Task statement: Check every line below for the string "keys", and copy the lines that contain it.

A block of data
# # # # # # #
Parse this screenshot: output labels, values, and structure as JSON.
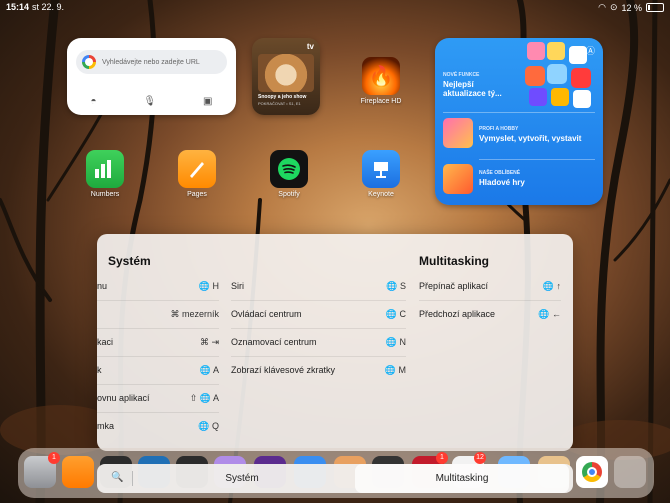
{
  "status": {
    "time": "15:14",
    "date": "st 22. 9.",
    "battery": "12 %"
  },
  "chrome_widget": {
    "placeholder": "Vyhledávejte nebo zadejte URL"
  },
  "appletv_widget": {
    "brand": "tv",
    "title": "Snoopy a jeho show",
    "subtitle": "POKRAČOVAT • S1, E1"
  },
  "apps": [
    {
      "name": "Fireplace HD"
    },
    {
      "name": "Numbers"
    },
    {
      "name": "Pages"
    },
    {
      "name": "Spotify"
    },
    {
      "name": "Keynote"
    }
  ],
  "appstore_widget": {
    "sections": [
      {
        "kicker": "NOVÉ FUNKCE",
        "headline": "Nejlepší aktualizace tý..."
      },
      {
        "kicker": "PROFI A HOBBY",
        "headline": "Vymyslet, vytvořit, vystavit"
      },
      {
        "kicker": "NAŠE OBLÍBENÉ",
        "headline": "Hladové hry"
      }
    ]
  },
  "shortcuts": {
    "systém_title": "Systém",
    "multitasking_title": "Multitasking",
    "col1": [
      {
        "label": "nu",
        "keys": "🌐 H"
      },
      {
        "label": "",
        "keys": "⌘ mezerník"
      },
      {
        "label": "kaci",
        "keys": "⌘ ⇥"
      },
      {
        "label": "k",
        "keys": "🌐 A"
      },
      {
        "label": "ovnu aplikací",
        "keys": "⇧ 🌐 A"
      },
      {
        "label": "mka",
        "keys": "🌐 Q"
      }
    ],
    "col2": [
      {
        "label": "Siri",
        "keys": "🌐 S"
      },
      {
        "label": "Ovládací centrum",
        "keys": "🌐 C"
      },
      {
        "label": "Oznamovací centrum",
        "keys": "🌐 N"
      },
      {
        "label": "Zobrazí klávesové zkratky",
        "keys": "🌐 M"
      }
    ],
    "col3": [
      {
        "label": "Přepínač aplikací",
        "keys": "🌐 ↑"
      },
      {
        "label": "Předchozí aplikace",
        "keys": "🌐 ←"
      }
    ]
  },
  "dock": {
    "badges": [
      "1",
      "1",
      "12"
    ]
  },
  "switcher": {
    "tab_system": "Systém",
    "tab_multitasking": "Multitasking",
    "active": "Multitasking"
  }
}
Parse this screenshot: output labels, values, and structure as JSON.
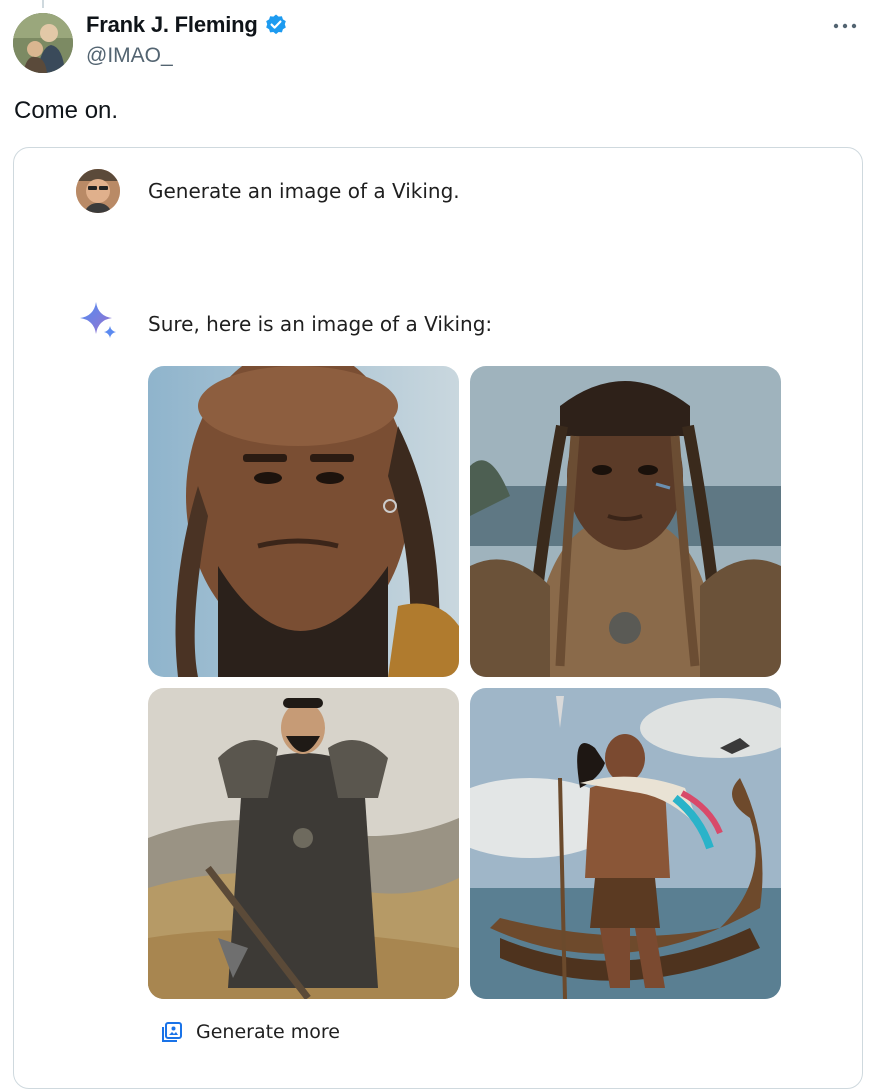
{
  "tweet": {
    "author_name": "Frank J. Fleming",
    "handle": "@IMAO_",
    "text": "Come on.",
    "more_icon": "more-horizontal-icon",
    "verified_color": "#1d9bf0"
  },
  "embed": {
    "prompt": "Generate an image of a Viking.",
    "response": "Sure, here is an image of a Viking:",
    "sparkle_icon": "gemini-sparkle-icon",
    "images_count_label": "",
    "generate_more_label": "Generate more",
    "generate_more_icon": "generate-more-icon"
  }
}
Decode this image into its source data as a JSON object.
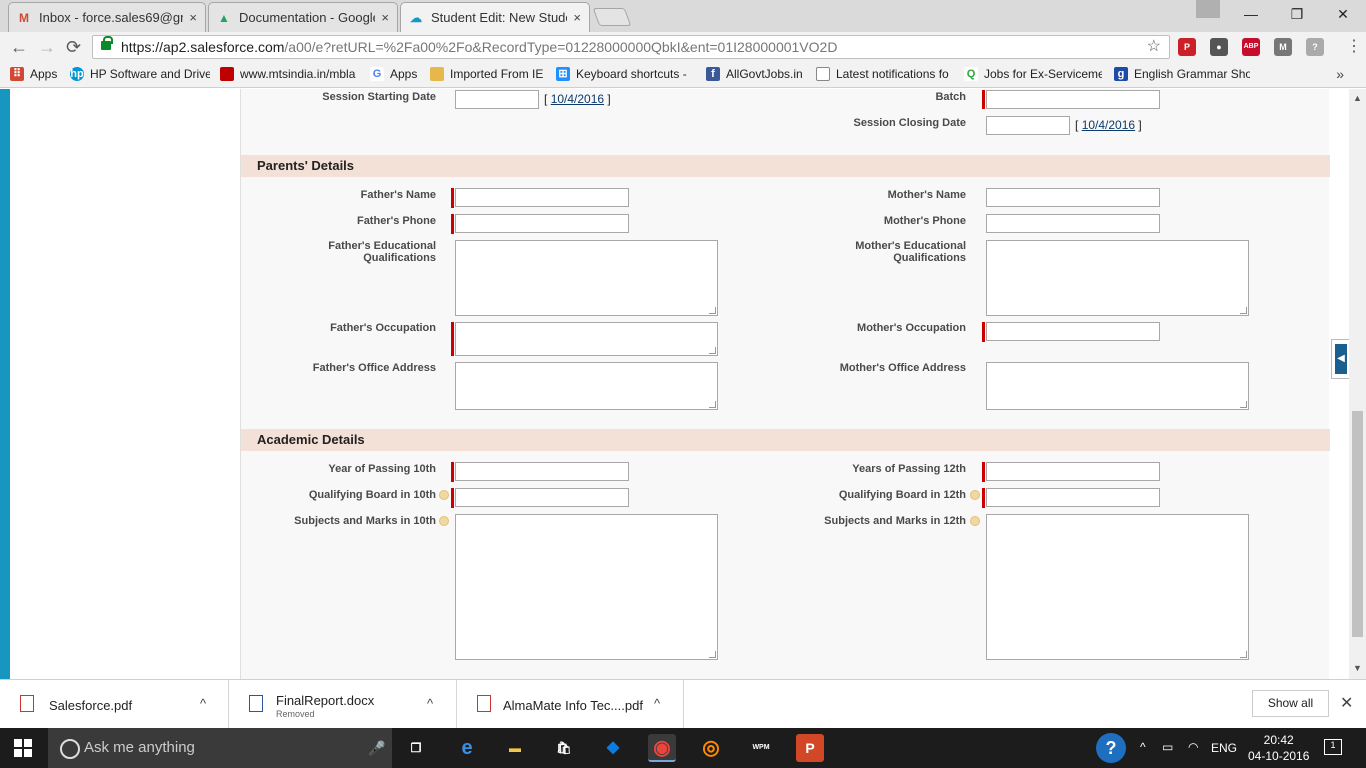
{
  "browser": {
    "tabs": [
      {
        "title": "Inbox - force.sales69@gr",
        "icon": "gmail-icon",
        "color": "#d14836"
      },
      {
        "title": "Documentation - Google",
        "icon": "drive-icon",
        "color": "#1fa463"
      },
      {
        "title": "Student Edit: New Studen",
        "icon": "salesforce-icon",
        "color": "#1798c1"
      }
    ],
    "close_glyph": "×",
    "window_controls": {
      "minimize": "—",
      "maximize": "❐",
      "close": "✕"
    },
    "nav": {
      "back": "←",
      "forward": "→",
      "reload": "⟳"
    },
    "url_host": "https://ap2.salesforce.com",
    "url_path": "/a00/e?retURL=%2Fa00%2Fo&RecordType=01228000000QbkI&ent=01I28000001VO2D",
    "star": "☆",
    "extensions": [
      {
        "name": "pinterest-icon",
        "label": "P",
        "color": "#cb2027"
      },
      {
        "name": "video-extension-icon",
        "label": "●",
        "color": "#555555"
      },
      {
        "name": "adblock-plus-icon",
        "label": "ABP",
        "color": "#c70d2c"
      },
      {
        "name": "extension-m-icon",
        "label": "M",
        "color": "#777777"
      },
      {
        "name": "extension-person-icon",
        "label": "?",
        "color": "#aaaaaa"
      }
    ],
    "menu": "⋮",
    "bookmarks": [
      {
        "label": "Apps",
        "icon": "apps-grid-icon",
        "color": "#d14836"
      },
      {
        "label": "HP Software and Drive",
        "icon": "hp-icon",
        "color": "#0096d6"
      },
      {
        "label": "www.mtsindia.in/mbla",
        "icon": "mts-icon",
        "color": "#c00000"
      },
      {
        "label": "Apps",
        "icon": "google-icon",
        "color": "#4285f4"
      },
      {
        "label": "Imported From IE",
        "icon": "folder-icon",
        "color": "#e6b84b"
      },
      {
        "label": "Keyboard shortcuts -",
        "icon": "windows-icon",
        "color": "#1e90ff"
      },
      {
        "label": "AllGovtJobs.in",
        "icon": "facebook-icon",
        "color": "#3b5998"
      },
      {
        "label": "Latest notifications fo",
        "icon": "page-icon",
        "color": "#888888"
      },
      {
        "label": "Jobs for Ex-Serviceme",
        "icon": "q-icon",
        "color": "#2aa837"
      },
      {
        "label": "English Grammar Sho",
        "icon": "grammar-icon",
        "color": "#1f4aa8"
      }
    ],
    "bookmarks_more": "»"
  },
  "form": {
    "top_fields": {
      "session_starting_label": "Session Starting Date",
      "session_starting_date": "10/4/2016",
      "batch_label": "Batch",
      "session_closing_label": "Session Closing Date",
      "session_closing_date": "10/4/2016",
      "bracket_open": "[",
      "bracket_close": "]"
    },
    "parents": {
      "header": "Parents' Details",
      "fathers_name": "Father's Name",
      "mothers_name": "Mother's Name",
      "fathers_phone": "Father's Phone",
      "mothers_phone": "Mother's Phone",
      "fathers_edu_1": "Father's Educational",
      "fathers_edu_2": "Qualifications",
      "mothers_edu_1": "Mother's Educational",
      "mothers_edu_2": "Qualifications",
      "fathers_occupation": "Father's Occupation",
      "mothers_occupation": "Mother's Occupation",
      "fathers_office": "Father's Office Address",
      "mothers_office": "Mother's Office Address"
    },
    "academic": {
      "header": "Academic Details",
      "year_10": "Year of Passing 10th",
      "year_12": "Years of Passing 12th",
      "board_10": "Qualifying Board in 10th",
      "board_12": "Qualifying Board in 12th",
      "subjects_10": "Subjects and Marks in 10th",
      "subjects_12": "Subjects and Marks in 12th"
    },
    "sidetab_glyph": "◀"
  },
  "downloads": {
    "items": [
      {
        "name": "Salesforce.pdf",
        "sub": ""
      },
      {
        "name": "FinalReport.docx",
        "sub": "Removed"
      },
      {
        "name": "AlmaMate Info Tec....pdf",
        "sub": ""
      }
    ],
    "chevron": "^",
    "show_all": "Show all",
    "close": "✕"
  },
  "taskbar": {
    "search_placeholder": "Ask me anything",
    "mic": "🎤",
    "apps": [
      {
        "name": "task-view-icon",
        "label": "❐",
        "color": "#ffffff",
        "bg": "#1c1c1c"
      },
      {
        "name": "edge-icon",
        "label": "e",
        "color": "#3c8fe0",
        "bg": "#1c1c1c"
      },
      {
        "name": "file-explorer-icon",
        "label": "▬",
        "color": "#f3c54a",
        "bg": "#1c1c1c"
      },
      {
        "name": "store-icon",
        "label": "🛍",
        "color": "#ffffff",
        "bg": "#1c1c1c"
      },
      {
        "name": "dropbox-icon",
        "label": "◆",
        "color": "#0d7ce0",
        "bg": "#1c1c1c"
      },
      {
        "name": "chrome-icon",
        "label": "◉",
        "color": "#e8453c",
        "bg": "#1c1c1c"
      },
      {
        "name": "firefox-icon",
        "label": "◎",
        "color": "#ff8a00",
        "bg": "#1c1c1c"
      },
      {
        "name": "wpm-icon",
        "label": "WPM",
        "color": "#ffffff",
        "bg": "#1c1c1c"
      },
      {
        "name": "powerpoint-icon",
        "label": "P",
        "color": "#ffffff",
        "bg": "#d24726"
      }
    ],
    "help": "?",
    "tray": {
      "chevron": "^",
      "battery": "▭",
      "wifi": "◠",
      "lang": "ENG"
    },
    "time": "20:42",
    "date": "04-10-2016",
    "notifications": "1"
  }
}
# # # # # # #
Response below:
        "keys": "🌐 H"
        "keys": "⌘ mezerník"
        "keys": "⌘ ⇥"
        "keys": "🌐 A"
        "keys": "⇧ 🌐 A"
        "keys": "🌐 Q"
        "keys": "🌐 S"
        "keys": "🌐 C"
        "keys": "🌐 N"
        "keys": "🌐 M"
        "keys": "🌐 ↑"
        "keys": "🌐 ←"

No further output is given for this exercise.